[Supplied records Boundary: Start]

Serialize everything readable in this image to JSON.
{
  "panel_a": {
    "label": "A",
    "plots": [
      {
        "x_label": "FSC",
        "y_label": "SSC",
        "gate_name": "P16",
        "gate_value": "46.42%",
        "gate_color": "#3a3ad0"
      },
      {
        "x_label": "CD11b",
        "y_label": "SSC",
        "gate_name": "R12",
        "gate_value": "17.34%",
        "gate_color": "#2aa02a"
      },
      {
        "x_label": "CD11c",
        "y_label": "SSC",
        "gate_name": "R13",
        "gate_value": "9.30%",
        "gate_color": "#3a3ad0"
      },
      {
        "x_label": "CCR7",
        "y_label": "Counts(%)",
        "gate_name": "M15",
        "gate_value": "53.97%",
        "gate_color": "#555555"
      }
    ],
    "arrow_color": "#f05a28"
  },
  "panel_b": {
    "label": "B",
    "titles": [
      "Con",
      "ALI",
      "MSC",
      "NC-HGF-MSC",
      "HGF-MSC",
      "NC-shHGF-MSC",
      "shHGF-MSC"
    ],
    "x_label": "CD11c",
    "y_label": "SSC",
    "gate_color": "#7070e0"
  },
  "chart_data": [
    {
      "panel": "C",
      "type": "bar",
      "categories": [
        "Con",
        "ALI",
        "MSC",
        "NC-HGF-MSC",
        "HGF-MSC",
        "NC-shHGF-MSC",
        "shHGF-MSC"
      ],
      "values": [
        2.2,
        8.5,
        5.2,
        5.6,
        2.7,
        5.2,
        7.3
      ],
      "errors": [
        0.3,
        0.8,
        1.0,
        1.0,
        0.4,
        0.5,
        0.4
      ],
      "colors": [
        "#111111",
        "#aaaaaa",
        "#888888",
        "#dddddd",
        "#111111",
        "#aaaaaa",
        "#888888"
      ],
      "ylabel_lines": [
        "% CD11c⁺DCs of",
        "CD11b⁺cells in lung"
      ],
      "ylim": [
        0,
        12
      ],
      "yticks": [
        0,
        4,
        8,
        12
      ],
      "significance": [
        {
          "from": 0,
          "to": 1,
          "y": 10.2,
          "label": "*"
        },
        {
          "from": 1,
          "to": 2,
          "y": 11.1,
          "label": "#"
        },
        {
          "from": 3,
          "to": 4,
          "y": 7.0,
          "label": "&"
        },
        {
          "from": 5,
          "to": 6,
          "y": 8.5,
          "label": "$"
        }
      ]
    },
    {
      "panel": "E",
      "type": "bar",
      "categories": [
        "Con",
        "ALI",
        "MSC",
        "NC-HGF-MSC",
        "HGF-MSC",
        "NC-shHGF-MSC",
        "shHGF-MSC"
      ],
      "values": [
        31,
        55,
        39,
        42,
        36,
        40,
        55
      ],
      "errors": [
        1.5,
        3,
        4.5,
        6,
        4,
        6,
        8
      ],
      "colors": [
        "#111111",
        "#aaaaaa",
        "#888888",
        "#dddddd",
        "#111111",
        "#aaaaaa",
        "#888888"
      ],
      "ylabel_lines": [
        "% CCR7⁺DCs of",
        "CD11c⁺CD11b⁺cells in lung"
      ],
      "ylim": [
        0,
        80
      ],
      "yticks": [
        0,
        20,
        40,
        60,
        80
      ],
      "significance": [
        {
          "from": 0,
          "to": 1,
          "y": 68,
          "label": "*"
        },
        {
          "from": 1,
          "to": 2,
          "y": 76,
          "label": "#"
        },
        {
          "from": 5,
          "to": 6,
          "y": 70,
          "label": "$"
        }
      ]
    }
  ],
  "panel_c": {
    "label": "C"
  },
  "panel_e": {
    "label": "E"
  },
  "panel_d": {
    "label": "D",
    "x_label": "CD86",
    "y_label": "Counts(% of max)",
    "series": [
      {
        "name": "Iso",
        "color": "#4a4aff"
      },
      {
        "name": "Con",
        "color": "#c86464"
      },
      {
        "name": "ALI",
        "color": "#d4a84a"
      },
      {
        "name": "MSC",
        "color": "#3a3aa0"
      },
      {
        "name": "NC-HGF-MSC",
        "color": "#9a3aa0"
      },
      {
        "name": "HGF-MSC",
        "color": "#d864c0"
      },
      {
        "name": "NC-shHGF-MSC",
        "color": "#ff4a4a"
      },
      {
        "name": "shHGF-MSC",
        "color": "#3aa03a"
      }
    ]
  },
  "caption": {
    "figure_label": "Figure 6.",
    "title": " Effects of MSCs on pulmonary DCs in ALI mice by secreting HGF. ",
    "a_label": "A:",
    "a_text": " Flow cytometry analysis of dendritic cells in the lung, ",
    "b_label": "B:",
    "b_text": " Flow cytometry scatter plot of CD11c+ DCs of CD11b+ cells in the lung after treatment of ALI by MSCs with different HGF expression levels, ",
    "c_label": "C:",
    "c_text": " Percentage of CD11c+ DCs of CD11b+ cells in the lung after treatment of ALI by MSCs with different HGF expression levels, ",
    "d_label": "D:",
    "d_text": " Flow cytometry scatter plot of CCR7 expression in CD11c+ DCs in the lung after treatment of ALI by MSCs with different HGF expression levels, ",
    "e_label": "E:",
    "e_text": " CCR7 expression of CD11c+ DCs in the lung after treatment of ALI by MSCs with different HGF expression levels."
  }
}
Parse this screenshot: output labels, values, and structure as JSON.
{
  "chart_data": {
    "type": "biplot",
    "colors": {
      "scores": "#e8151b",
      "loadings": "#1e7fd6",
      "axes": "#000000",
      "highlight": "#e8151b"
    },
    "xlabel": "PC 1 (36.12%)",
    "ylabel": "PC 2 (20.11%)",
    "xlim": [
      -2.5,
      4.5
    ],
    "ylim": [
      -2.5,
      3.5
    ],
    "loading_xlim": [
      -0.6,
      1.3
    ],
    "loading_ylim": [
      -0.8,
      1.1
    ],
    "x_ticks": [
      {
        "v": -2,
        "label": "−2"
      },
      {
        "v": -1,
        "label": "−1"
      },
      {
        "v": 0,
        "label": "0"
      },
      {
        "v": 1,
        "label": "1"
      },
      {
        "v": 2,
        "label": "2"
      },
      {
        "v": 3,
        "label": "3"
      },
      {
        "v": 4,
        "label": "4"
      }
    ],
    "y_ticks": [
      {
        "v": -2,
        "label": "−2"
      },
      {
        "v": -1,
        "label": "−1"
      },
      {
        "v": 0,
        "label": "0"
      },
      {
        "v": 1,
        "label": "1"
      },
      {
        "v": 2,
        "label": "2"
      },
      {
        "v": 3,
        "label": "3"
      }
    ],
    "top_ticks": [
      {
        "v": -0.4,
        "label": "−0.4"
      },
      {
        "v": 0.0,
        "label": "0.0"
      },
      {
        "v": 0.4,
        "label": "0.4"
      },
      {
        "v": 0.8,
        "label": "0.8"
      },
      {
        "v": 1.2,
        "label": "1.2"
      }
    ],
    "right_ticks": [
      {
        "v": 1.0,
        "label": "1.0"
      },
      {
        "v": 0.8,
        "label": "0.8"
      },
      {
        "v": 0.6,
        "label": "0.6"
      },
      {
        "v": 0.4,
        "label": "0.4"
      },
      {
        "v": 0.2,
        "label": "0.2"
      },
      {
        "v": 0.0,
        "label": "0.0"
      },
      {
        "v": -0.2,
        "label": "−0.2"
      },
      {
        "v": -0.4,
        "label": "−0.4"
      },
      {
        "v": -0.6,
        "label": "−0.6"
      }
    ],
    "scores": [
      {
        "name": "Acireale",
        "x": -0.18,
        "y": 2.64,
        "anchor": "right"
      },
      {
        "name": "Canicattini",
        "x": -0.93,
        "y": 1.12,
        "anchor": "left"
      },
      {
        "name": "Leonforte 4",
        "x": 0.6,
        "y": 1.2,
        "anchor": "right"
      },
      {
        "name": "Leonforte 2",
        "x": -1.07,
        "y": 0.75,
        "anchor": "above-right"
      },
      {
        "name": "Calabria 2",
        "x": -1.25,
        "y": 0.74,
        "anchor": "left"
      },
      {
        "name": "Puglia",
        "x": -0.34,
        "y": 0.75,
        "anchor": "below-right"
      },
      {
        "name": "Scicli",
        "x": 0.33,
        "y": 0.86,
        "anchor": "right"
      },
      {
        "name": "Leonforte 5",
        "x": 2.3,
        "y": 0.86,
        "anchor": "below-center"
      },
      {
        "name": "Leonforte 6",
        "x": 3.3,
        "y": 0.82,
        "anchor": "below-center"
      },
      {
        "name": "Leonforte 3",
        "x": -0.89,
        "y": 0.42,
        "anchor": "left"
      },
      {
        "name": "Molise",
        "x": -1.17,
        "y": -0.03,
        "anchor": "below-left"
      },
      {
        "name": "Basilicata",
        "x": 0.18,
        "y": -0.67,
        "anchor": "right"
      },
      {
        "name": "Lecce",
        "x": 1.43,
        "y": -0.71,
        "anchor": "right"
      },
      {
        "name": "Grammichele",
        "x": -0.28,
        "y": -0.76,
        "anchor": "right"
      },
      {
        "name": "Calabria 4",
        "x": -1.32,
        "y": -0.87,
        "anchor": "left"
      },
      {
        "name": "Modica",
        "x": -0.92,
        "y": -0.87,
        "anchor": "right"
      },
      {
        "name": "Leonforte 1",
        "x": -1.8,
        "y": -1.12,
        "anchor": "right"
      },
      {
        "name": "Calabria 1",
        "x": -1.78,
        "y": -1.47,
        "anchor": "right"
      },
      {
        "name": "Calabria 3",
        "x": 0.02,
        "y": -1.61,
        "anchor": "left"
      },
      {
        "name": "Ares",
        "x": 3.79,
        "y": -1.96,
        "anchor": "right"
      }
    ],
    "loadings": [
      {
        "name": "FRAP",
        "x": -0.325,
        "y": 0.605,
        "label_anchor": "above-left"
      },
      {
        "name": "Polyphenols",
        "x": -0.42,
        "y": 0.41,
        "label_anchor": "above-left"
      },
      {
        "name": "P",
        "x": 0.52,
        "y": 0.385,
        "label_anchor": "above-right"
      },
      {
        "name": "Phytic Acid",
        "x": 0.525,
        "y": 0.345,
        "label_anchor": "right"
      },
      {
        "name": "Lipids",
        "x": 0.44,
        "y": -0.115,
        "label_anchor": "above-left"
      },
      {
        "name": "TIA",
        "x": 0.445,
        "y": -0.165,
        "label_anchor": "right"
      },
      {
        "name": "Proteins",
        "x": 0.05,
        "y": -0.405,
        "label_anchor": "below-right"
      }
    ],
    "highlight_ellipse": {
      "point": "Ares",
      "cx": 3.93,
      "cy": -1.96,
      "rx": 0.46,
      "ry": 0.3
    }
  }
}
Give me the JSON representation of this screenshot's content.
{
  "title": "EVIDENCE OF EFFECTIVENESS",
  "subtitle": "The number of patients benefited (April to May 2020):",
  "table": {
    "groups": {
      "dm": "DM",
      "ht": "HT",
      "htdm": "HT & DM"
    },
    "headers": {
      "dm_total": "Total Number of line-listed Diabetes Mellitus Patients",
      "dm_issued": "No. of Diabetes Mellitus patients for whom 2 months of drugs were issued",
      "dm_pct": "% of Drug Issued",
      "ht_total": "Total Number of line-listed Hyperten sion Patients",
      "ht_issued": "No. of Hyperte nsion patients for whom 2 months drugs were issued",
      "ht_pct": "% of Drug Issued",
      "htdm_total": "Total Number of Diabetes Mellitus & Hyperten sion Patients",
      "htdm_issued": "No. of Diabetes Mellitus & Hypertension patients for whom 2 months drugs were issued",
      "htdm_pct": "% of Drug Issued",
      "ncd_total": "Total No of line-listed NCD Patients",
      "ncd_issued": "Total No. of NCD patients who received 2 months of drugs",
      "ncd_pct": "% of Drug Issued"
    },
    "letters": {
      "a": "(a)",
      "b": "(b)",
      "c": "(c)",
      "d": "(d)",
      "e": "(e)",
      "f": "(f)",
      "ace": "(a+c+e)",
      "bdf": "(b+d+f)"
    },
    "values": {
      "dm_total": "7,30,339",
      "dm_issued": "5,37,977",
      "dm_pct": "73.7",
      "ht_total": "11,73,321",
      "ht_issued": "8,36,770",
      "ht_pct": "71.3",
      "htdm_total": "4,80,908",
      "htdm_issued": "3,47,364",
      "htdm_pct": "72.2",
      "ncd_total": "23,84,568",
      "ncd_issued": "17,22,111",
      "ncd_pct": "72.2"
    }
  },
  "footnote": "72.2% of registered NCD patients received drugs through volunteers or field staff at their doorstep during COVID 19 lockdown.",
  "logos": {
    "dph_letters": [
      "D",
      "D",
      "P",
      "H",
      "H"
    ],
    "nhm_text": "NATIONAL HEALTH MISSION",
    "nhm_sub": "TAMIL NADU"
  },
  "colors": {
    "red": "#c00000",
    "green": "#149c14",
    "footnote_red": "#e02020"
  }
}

[Supplied records Boundary: End]

→ **Activity**
If a line in the listing holds the word "MSCs", list that line.

→ **Output for this task**
    "title": " Effects of MSCs on pulmonary DCs in ALI mice by secreting HGF. ",
    "b_text": " Flow cytometry scatter plot of CD11c+ DCs of CD11b+ cells in the lung after treatment of ALI by MSCs with different HGF expression levels, ",
    "c_text": " Percentage of CD11c+ DCs of CD11b+ cells in the lung after treatment of ALI by MSCs with different HGF expression levels, ",
    "d_text": " Flow cytometry scatter plot of CCR7 expression in CD11c+ DCs in the lung after treatment of ALI by MSCs with different HGF expression levels, ",
    "e_text": " CCR7 expression of CD11c+ DCs in the lung after treatment of ALI by MSCs with different HGF expression levels."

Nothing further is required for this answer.